## Instructions for the task
Which lines hold the word "الكتاب"? Copy each of them.

# Source data start

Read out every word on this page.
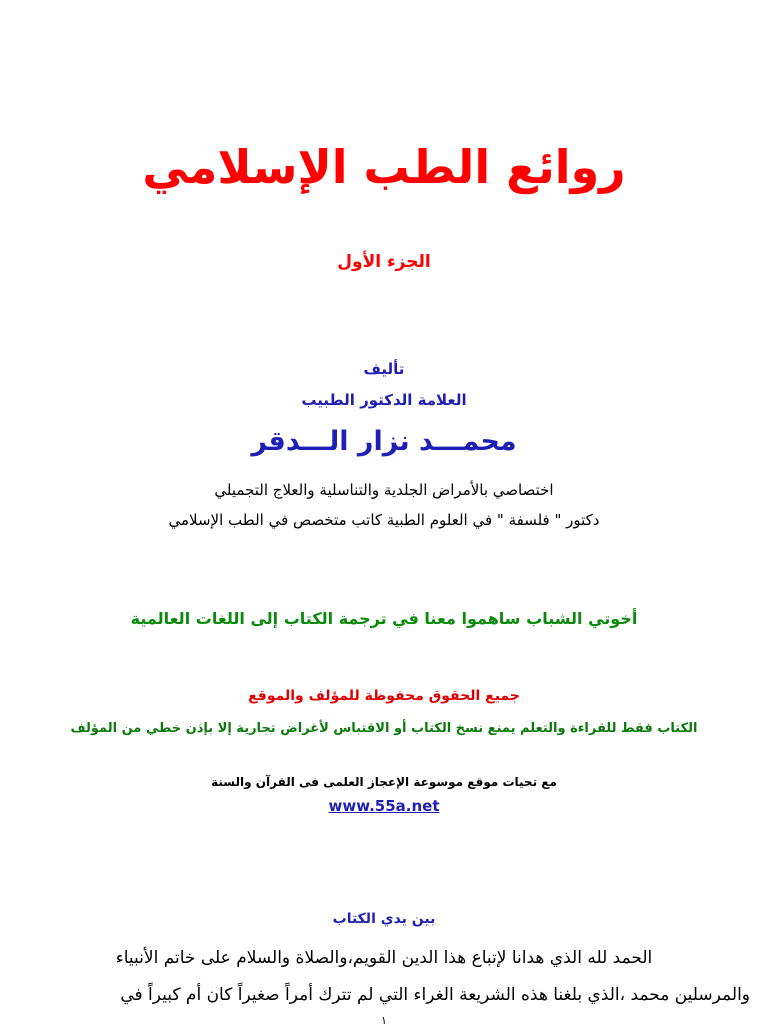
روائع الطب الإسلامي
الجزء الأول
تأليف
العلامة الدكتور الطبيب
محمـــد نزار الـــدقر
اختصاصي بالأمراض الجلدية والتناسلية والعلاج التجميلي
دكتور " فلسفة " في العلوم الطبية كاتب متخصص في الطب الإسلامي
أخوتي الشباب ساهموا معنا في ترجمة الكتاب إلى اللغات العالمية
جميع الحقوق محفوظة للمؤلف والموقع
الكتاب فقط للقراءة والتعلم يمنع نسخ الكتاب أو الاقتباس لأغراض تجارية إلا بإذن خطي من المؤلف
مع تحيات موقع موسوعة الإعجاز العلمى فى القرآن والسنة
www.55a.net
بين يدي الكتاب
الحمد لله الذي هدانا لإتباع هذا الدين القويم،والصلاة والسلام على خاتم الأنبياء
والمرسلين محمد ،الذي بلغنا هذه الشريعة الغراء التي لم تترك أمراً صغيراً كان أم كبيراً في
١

# Source data end
# Source data start

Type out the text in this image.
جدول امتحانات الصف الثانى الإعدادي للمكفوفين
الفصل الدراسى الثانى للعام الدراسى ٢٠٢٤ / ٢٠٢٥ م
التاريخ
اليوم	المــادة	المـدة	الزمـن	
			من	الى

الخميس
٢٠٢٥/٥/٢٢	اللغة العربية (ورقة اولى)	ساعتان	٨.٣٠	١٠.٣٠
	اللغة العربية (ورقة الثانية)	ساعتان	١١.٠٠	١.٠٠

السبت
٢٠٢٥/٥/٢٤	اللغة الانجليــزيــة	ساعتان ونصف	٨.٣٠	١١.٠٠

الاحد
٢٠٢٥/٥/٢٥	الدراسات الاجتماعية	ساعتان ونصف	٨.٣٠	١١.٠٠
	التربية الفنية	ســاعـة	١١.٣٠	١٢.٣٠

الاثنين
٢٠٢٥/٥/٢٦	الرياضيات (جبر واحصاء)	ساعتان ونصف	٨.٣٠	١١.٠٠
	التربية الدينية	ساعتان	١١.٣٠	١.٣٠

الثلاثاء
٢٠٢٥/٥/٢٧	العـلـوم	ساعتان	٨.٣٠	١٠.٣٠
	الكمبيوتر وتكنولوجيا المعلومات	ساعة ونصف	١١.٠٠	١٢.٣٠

# Source data end

## The solution
أخوتي الشباب ساهموا معنا في ترجمة الكتاب إلى اللغات العالمية
الكتاب فقط للقراءة والتعلم يمنع نسخ الكتاب أو الاقتباس لأغراض تجارية إلا بإذن خطي من المؤلف
بين يدي الكتاب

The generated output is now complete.